• _WRITTEN EXERCISE_
Word for word, retype every entry in the listing.

▼

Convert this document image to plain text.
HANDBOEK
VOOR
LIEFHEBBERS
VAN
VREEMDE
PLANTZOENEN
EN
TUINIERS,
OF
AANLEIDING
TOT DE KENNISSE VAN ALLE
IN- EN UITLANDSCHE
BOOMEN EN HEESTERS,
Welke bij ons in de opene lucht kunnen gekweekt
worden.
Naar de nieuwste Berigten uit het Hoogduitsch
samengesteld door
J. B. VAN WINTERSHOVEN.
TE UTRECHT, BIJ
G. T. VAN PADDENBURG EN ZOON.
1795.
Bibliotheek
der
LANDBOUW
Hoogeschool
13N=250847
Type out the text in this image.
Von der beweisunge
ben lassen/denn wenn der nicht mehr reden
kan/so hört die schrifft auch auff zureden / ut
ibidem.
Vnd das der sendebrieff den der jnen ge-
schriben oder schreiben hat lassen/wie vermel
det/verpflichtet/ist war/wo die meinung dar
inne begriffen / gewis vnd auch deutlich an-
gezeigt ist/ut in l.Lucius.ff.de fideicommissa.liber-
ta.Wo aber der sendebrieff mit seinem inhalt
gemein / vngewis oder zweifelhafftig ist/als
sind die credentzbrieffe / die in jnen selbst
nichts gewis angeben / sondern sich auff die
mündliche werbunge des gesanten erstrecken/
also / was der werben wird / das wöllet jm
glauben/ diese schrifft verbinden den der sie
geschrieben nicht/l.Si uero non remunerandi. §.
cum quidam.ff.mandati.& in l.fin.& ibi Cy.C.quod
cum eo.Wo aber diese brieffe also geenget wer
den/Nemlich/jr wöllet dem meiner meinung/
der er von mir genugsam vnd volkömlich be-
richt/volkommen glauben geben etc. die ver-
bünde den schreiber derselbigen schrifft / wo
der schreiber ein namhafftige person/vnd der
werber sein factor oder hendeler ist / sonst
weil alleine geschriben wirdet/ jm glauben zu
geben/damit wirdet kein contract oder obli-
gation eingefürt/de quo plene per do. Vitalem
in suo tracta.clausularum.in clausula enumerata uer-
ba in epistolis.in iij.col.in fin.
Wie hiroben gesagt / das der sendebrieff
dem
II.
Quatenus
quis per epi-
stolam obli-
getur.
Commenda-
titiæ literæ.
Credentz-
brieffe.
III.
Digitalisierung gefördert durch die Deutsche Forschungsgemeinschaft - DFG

▲

• _FINAL RESULT_
Convert this document image to plain text.
HANDBOEK
VOOR
LIEFHEBBERS
VAN
VREEMDE
PLANTZOENEN
EN
TUINIERS,
OF
AANLEIDING
TOT DE KENNISSE VAN ALLE
IN- EN UITLANDSCHE
BOOMEN EN HEESTERS,
Welke bij ons in de opene lucht kunnen gekweekt
worden.
Naar de nieuwste Berigten uit het Hoogduitsch
samengesteld door
J. B. VAN WINTERSHOVEN.
TE UTRECHT, BIJ
G. T. VAN PADDENBURG EN ZOON.
1795.
Bibliotheek
der
LANDBOUW
Hoogeschool
13N=250847
Type out the text in this image.
Von der beweisunge
ben lassen/denn wenn der nicht mehr reden
kan/so hört die schrifft auch auff zureden / ut
ibidem.
Vnd das der sendebrieff den der jnen ge-
schriben oder schreiben hat lassen/wie vermel
det/verpflichtet/ist war/wo die meinung dar
inne begriffen / gewis vnd auch deutlich an-
gezeigt ist/ut in l.Lucius.ff.de fideicommissa.liber-
ta.Wo aber der sendebrieff mit seinem inhalt
gemein / vngewis oder zweifelhafftig ist/als
sind die credentzbrieffe / die in jnen selbst
nichts gewis angeben / sondern sich auff die
mündliche werbunge des gesanten erstrecken/
also / was der werben wird / das wöllet jm
glauben/ diese schrifft verbinden den der sie
geschrieben nicht/l.Si uero non remunerandi. §.
cum quidam.ff.mandati.& in l.fin.& ibi Cy.C.quod
cum eo.Wo aber diese brieffe also geenget wer
den/Nemlich/jr wöllet dem meiner meinung/
der er von mir genugsam vnd volkömlich be-
richt/volkommen glauben geben etc. die ver-
bünde den schreiber derselbigen schrifft / wo
der schreiber ein namhafftige person/vnd der
werber sein factor oder hendeler ist / sonst
weil alleine geschriben wirdet/ jm glauben zu
geben/damit wirdet kein contract oder obli-
gation eingefürt/de quo plene per do. Vitalem
in suo tracta.clausularum.in clausula enumerata uer-
ba in epistolis.in iij.col.in fin.
Wie hiroben gesagt / das der sendebrieff
dem
II.
Quatenus
quis per epi-
stolam obli-
getur.
Commenda-
titiæ literæ.
Credentz-
brieffe.
III.
Digitalisierung gefördert durch die Deutsche Forschungsgemeinschaft - DFG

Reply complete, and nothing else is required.